**Exercise task**
Select lines where the word "okna" appears.

Stored records:
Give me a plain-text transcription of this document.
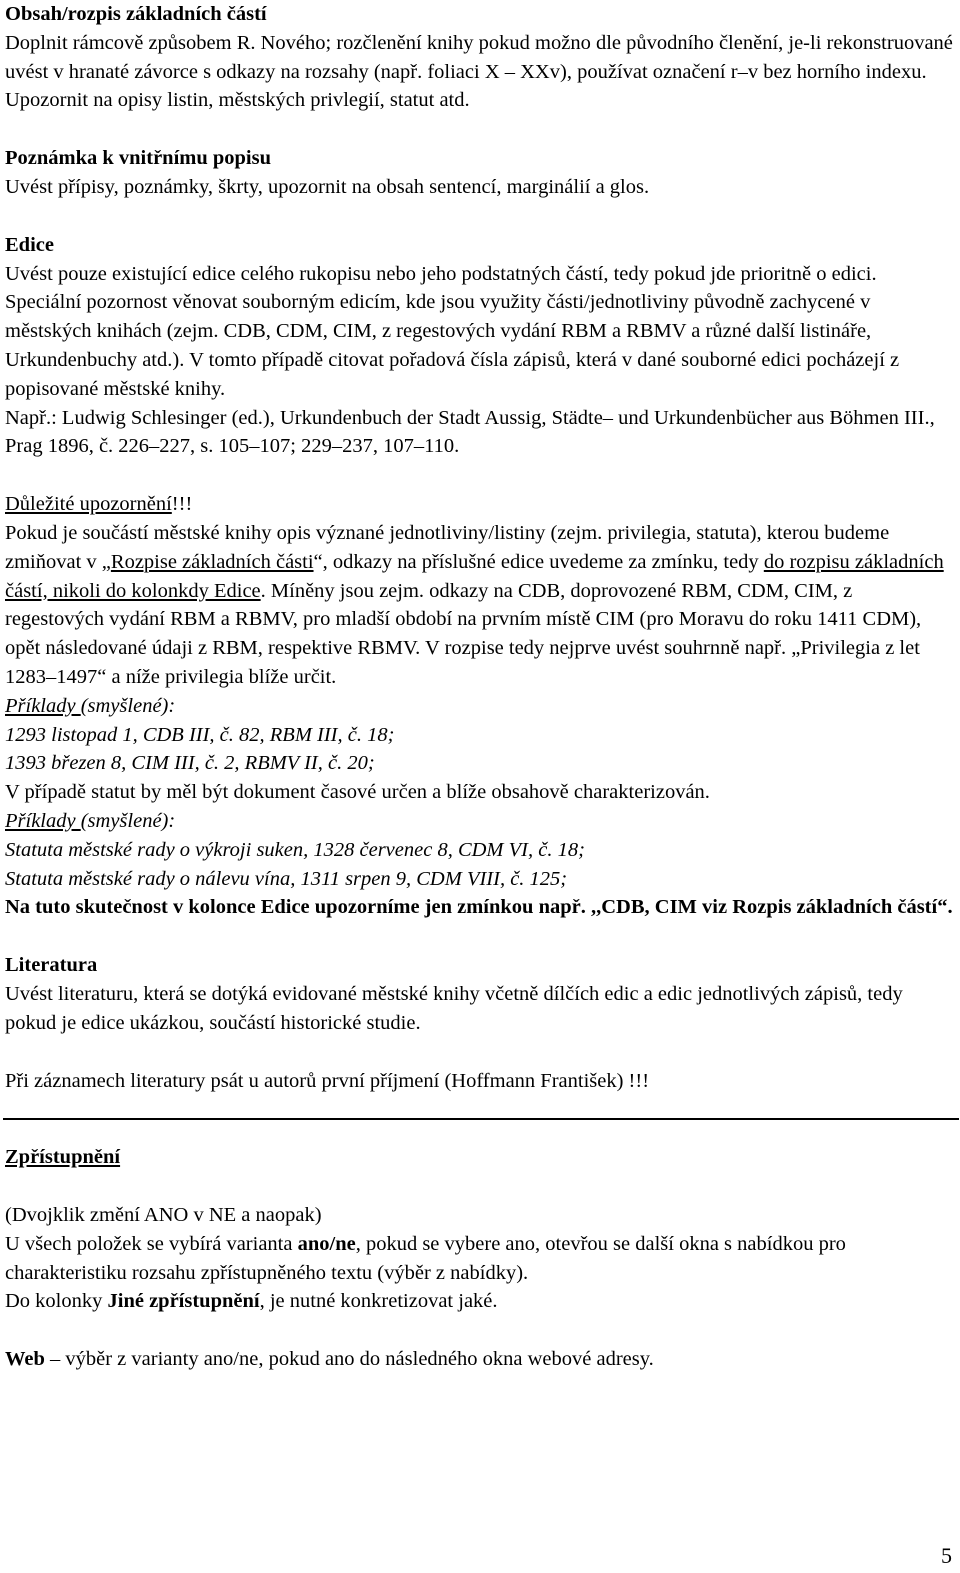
Obsah/rozpis základních částí
Doplnit rámcově způsobem R. Nového; rozčlenění knihy pokud možno dle původního členění, je-li rekonstruované uvést v hranaté závorce s odkazy na rozsahy (např. foliaci X – XXv), používat označení r–v bez horního indexu. Upozornit na opisy listin, městských privlegií, statut atd.
Poznámka k vnitřnímu popisu
Uvést přípisy, poznámky, škrty, upozornit na obsah sentencí, marginálií a glos.
Edice
Uvést pouze existující edice celého rukopisu nebo jeho podstatných částí, tedy pokud jde prioritně o edici.
Speciální pozornost věnovat souborným edicím, kde jsou využity části/jednotliviny původně zachycené v městských knihách (zejm. CDB, CDM, CIM, z regestových vydání RBM a RBMV a různé další listináře, Urkundenbuchy atd.). V tomto případě citovat pořadová čísla zápisů, která v dané souborné edici pocházejí z popisované městské knihy.
Např.: Ludwig Schlesinger (ed.), Urkundenbuch der Stadt Aussig, Städte– und Urkundenbücher aus Böhmen III., Prag 1896, č. 226–227, s. 105–107; 229–237, 107–110.
Důležité upozornění!!!
Pokud je součástí městské knihy opis význané jednotliviny/listiny (zejm. privilegia, statuta), kterou budeme zmiňovat v „Rozpise základních části“, odkazy na příslušné edice uvedeme za zmínku, tedy do rozpisu základních částí, nikoli do kolonkdy Edice. Míněny jsou zejm. odkazy na CDB, doprovozené RBM, CDM, CIM, z regestových vydání RBM a RBMV, pro mladší období na prvním místě CIM (pro Moravu do roku 1411 CDM), opět následované údaji z RBM, respektive RBMV. V rozpise tedy nejprve uvést souhrnně např. „Privilegia z let 1283–1497“ a níže privilegia blíže určit.
Příklady (smyšlené):
1293 listopad 1, CDB III, č. 82, RBM III, č. 18;
1393 březen 8, CIM III, č. 2, RBMV II, č. 20;
V případě statut by měl být dokument časové určen a blíže obsahově charakterizován.
Příklady (smyšlené):
Statuta městské rady o výkroji suken, 1328 červenec 8, CDM VI, č. 18;
Statuta městské rady o nálevu vína, 1311 srpen 9, CDM VIII, č. 125;
Na tuto skutečnost v kolonce Edice upozorníme jen zmínkou např. ,,CDB, CIM viz Rozpis základních částí“.
Literatura
Uvést literaturu, která se dotýká evidované městské knihy včetně dílčích edic a edic jednotlivých zápisů, tedy pokud je edice ukázkou, součástí historické studie.
Při záznamech literatury psát u autorů první příjmení (Hoffmann František) !!!
Zpřístupnění
(Dvojklik změní ANO v NE a naopak)
U všech položek se vybírá varianta ano/ne, pokud se vybere ano, otevřou se další okna s nabídkou pro charakteristiku rozsahu zpřístupněného textu (výběr z nabídky).
Do kolonky Jiné zpřístupnění, je nutné konkretizovat jaké.
Web – výběr z varianty ano/ne, pokud ano do následného okna webové adresy.
5
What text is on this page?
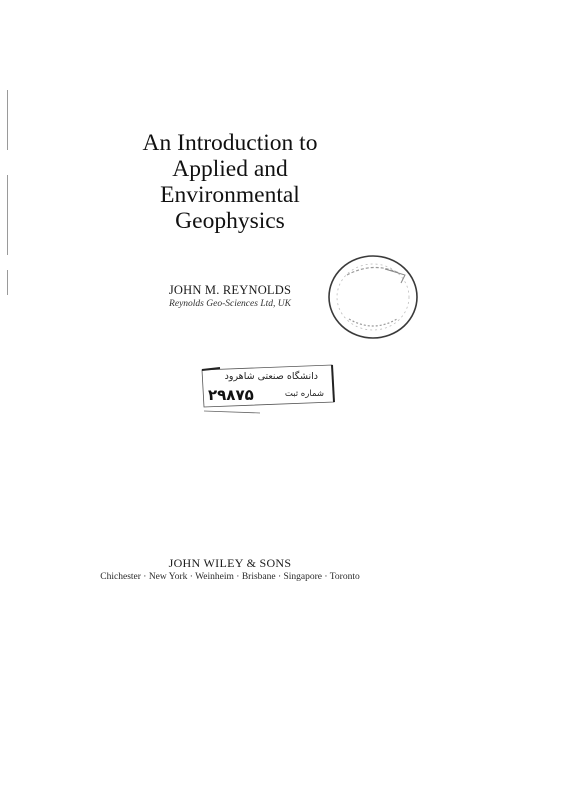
An Introduction to
Applied and
Environmental
Geophysics
JOHN M. REYNOLDS
Reynolds Geo-Sciences Ltd, UK
دانشگاه صنعتی شاهرود
شماره ثبت
۲۹۸۷۵
JOHN WILEY & SONS
Chichester · New York · Weinheim · Brisbane · Singapore · Toronto
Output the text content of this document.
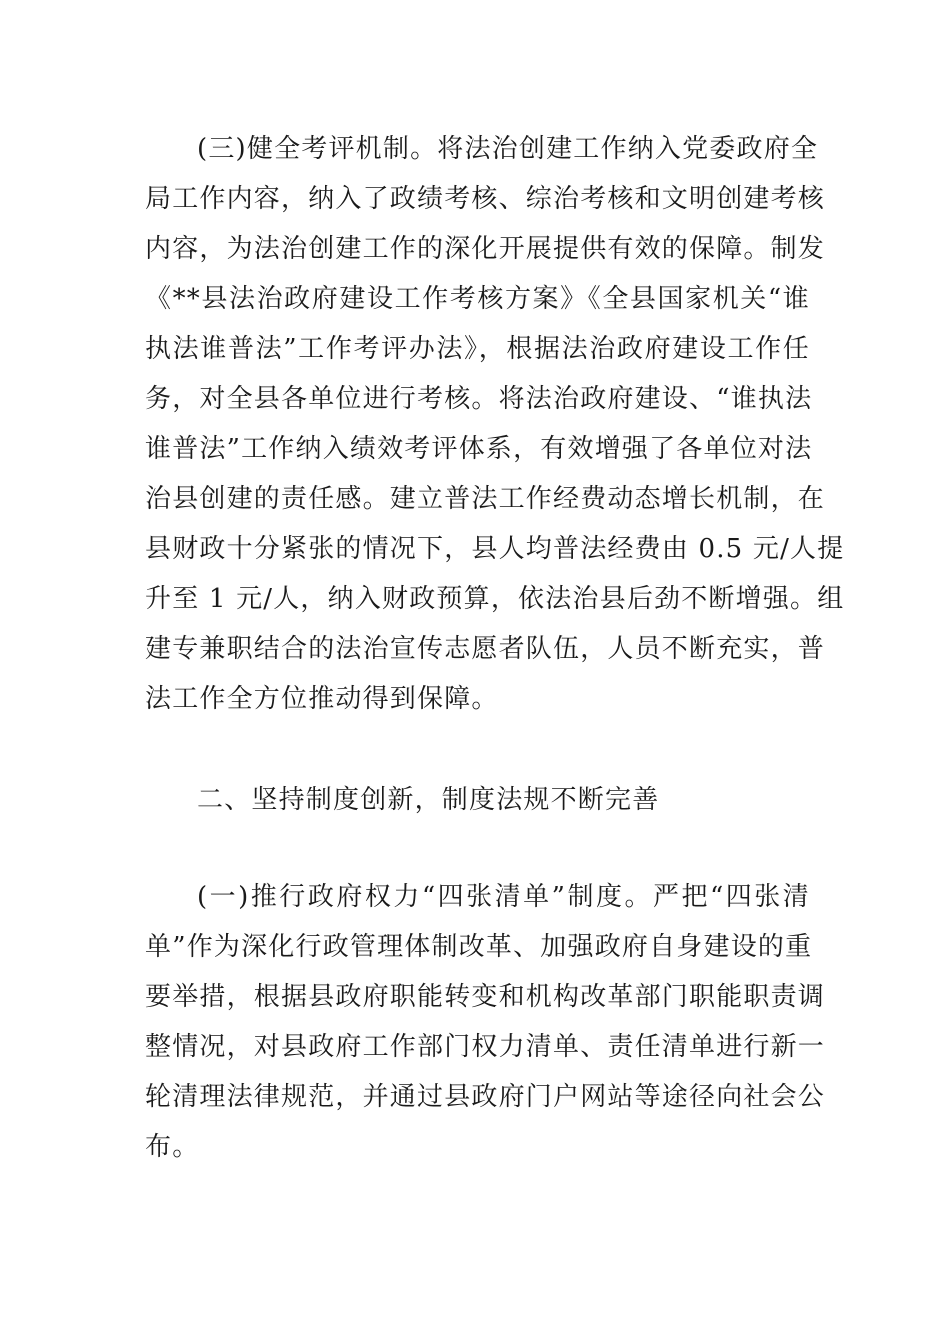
(三)健全考评机制。将法治创建工作纳入党委政府全
局工作内容，纳入了政绩考核、综治考核和文明创建考核
内容，为法治创建工作的深化开展提供有效的保障。制发
《**县法治政府建设工作考核方案》《全县国家机关“谁
执法谁普法”工作考评办法》，根据法治政府建设工作任
务，对全县各单位进行考核。将法治政府建设、“谁执法
谁普法”工作纳入绩效考评体系，有效增强了各单位对法
治县创建的责任感。建立普法工作经费动态增长机制，在
县财政十分紧张的情况下，县人均普法经费由 0.5 元/人提
升至 1 元/人，纳入财政预算，依法治县后劲不断增强。组
建专兼职结合的法治宣传志愿者队伍，人员不断充实，普
法工作全方位推动得到保障。
二、坚持制度创新，制度法规不断完善
(一)推行政府权力“四张清单”制度。严把“四张清
单”作为深化行政管理体制改革、加强政府自身建设的重
要举措，根据县政府职能转变和机构改革部门职能职责调
整情况，对县政府工作部门权力清单、责任清单进行新一
轮清理法律规范，并通过县政府门户网站等途径向社会公
布。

**Result below**
U všech položek se vybírá varianta ano/ne, pokud se vybere ano, otevřou se další okna s nabídkou pro charakteristiku rozsahu zpřístupněného textu (výběr z nabídky).
Web – výběr z varianty ano/ne, pokud ano do následného okna webové adresy.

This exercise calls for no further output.